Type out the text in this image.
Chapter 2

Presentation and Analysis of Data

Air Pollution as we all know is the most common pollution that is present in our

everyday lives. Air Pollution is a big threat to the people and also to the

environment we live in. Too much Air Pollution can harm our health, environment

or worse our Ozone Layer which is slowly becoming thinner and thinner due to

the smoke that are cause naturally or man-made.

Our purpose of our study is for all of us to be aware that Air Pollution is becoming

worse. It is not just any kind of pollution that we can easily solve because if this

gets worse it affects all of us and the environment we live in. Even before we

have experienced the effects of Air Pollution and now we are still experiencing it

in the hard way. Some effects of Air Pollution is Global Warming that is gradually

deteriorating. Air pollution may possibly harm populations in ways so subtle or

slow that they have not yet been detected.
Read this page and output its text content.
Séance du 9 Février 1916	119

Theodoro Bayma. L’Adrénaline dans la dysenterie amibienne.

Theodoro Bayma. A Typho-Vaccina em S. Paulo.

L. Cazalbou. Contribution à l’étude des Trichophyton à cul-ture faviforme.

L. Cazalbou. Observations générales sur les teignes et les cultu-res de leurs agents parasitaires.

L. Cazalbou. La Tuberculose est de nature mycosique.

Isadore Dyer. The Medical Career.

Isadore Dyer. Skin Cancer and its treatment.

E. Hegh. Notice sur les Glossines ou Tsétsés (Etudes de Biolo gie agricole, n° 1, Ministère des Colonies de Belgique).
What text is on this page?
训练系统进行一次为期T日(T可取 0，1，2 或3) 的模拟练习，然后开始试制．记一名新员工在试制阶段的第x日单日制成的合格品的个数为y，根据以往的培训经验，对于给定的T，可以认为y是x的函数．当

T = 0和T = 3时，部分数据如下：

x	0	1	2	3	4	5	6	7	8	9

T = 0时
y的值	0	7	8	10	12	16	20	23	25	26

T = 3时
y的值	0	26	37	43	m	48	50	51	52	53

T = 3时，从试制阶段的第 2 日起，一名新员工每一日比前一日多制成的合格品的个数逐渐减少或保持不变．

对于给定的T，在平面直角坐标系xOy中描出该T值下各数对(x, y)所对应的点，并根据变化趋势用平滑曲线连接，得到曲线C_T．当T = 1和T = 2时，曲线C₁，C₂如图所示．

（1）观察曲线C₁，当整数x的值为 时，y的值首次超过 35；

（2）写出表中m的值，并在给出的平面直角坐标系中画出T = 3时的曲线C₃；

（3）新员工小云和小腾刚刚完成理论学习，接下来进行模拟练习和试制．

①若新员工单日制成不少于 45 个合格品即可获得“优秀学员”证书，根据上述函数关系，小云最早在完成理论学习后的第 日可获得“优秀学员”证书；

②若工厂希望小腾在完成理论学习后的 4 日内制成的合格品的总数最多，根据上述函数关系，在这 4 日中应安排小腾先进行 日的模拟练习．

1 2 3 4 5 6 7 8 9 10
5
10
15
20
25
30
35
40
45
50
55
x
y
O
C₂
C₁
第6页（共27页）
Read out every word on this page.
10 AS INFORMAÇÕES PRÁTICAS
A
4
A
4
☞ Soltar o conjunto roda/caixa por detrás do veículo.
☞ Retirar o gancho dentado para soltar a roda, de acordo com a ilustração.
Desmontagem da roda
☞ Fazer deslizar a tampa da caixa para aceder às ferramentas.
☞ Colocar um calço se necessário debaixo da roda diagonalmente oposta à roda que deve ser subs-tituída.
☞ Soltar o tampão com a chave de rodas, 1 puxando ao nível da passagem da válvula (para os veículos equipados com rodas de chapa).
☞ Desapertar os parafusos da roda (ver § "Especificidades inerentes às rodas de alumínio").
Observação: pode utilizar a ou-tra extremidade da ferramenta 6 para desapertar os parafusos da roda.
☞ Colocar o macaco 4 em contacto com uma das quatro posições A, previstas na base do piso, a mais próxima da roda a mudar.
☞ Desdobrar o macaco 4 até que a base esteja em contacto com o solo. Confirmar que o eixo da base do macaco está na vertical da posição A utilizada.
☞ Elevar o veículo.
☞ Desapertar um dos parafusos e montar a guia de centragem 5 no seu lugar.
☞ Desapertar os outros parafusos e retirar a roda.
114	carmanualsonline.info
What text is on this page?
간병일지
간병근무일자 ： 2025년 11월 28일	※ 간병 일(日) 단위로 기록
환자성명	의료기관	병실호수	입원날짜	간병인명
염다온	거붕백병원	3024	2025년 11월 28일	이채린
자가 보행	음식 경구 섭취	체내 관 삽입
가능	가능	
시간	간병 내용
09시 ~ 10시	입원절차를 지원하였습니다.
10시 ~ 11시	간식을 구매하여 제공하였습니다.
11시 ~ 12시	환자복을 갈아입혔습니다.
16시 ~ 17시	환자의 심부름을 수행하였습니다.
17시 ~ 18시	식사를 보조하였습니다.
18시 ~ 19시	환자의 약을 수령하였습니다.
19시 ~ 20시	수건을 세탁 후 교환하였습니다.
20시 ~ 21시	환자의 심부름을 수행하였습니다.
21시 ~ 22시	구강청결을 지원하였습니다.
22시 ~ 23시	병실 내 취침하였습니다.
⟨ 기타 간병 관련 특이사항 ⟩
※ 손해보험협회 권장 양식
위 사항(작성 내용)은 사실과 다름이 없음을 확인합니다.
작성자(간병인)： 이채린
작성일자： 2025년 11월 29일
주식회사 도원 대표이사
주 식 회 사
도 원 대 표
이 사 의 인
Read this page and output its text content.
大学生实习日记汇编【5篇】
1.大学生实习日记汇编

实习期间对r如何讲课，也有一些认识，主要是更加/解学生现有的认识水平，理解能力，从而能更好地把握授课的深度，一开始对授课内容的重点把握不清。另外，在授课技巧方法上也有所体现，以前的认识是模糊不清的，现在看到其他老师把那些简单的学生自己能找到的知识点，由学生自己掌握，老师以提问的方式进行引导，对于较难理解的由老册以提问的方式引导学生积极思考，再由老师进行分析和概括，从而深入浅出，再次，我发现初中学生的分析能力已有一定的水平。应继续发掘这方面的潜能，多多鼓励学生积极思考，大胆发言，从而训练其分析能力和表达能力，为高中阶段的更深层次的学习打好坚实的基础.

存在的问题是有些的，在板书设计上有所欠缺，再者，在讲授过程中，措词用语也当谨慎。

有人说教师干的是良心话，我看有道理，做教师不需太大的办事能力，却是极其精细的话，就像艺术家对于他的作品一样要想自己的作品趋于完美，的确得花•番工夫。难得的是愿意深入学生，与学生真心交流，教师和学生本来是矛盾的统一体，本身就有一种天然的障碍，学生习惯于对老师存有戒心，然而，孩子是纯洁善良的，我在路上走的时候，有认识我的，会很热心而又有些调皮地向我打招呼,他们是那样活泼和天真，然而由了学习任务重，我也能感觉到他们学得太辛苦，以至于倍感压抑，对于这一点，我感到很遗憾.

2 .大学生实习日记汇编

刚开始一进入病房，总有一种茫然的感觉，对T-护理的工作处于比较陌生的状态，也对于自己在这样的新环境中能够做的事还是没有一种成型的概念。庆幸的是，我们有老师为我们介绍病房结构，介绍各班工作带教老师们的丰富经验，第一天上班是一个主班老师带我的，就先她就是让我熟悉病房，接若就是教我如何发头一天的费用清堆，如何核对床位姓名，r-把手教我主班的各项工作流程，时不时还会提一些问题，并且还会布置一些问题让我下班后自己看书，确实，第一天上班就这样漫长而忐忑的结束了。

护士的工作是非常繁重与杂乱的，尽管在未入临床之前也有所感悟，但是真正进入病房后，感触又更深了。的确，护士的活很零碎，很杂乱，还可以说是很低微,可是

* _PROMPT_:
Look through the entries above for the word "大学生实习日记汇编". Copy every line where it shows up.

* _RESPONSE_:
大学生实习日记汇编【5篇】
1.大学生实习日记汇编
2 .大学生实习日记汇编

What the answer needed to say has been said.